>>>>>
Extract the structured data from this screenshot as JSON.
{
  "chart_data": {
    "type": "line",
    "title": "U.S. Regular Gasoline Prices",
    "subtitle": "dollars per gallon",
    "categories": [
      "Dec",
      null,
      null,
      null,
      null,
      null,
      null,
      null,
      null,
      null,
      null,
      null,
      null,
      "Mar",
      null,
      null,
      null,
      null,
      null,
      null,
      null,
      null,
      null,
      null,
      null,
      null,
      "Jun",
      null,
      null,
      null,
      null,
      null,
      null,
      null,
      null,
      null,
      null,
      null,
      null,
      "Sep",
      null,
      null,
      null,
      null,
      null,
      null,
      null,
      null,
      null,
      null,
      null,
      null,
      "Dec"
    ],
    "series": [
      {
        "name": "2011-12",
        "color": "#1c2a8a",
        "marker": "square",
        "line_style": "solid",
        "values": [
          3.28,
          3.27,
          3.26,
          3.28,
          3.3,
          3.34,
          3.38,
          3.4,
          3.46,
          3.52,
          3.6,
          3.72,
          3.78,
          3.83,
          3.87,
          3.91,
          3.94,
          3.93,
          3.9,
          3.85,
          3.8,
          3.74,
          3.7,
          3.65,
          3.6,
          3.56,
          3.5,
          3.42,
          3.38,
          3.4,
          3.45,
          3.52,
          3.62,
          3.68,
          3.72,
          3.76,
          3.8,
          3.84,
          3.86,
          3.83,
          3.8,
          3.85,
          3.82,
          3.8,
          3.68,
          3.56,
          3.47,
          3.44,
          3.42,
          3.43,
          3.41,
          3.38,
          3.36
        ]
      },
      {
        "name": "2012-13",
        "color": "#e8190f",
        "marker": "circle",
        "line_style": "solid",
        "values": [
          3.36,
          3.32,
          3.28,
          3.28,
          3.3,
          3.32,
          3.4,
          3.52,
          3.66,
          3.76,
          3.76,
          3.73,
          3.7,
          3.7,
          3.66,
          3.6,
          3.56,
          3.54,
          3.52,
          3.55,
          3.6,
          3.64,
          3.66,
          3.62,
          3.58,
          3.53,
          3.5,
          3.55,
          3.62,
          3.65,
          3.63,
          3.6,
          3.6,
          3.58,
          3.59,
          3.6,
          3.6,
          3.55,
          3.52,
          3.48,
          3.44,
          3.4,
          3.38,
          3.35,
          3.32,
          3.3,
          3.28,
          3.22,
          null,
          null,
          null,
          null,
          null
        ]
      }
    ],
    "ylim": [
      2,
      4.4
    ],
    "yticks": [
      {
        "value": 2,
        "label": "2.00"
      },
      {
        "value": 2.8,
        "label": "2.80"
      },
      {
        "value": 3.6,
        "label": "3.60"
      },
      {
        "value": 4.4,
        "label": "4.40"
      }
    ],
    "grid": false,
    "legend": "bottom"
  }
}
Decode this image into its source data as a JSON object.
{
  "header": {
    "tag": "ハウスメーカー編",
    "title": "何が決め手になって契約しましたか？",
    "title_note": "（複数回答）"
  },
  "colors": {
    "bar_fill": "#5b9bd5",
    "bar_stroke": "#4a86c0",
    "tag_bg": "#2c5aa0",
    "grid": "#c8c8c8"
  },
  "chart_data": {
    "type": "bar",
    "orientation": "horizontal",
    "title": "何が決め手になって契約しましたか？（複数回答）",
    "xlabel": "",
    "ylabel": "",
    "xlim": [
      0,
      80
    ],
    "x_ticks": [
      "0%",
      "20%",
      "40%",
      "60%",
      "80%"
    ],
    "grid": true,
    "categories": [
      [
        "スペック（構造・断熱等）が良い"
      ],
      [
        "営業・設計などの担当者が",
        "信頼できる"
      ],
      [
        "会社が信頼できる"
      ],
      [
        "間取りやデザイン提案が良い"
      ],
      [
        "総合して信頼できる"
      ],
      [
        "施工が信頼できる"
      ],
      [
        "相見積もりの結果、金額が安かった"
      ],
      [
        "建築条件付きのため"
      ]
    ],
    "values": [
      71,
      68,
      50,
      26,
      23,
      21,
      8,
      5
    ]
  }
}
<<<<<
■ **Exercise instructions**: Repeat the material above in full, quoting it exactly.

■ **Response to the exercise**:
Extract the structured data from this screenshot as JSON.
{
  "chart_data": {
    "type": "line",
    "title": "U.S. Regular Gasoline Prices",
    "subtitle": "dollars per gallon",
    "categories": [
      "Dec",
      null,
      null,
      null,
      null,
      null,
      null,
      null,
      null,
      null,
      null,
      null,
      null,
      "Mar",
      null,
      null,
      null,
      null,
      null,
      null,
      null,
      null,
      null,
      null,
      null,
      null,
      "Jun",
      null,
      null,
      null,
      null,
      null,
      null,
      null,
      null,
      null,
      null,
      null,
      null,
      "Sep",
      null,
      null,
      null,
      null,
      null,
      null,
      null,
      null,
      null,
      null,
      null,
      null,
      "Dec"
    ],
    "series": [
      {
        "name": "2011-12",
        "color": "#1c2a8a",
        "marker": "square",
        "line_style": "solid",
        "values": [
          3.28,
          3.27,
          3.26,
          3.28,
          3.3,
          3.34,
          3.38,
          3.4,
          3.46,
          3.52,
          3.6,
          3.72,
          3.78,
          3.83,
          3.87,
          3.91,
          3.94,
          3.93,
          3.9,
          3.85,
          3.8,
          3.74,
          3.7,
          3.65,
          3.6,
          3.56,
          3.5,
          3.42,
          3.38,
          3.4,
          3.45,
          3.52,
          3.62,
          3.68,
          3.72,
          3.76,
          3.8,
          3.84,
          3.86,
          3.83,
          3.8,
          3.85,
          3.82,
          3.8,
          3.68,
          3.56,
          3.47,
          3.44,
          3.42,
          3.43,
          3.41,
          3.38,
          3.36
        ]
      },
      {
        "name": "2012-13",
        "color": "#e8190f",
        "marker": "circle",
        "line_style": "solid",
        "values": [
          3.36,
          3.32,
          3.28,
          3.28,
          3.3,
          3.32,
          3.4,
          3.52,
          3.66,
          3.76,
          3.76,
          3.73,
          3.7,
          3.7,
          3.66,
          3.6,
          3.56,
          3.54,
          3.52,
          3.55,
          3.6,
          3.64,
          3.66,
          3.62,
          3.58,
          3.53,
          3.5,
          3.55,
          3.62,
          3.65,
          3.63,
          3.6,
          3.6,
          3.58,
          3.59,
          3.6,
          3.6,
          3.55,
          3.52,
          3.48,
          3.44,
          3.4,
          3.38,
          3.35,
          3.32,
          3.3,
          3.28,
          3.22,
          null,
          null,
          null,
          null,
          null
        ]
      }
    ],
    "ylim": [
      2,
      4.4
    ],
    "yticks": [
      {
        "value": 2,
        "label": "2.00"
      },
      {
        "value": 2.8,
        "label": "2.80"
      },
      {
        "value": 3.6,
        "label": "3.60"
      },
      {
        "value": 4.4,
        "label": "4.40"
      }
    ],
    "grid": false,
    "legend": "bottom"
  }
}
Decode this image into its source data as a JSON object.
{
  "header": {
    "tag": "ハウスメーカー編",
    "title": "何が決め手になって契約しましたか？",
    "title_note": "（複数回答）"
  },
  "colors": {
    "bar_fill": "#5b9bd5",
    "bar_stroke": "#4a86c0",
    "tag_bg": "#2c5aa0",
    "grid": "#c8c8c8"
  },
  "chart_data": {
    "type": "bar",
    "orientation": "horizontal",
    "title": "何が決め手になって契約しましたか？（複数回答）",
    "xlabel": "",
    "ylabel": "",
    "xlim": [
      0,
      80
    ],
    "x_ticks": [
      "0%",
      "20%",
      "40%",
      "60%",
      "80%"
    ],
    "grid": true,
    "categories": [
      [
        "スペック（構造・断熱等）が良い"
      ],
      [
        "営業・設計などの担当者が",
        "信頼できる"
      ],
      [
        "会社が信頼できる"
      ],
      [
        "間取りやデザイン提案が良い"
      ],
      [
        "総合して信頼できる"
      ],
      [
        "施工が信頼できる"
      ],
      [
        "相見積もりの結果、金額が安かった"
      ],
      [
        "建築条件付きのため"
      ]
    ],
    "values": [
      71,
      68,
      50,
      26,
      23,
      21,
      8,
      5
    ]
  }
}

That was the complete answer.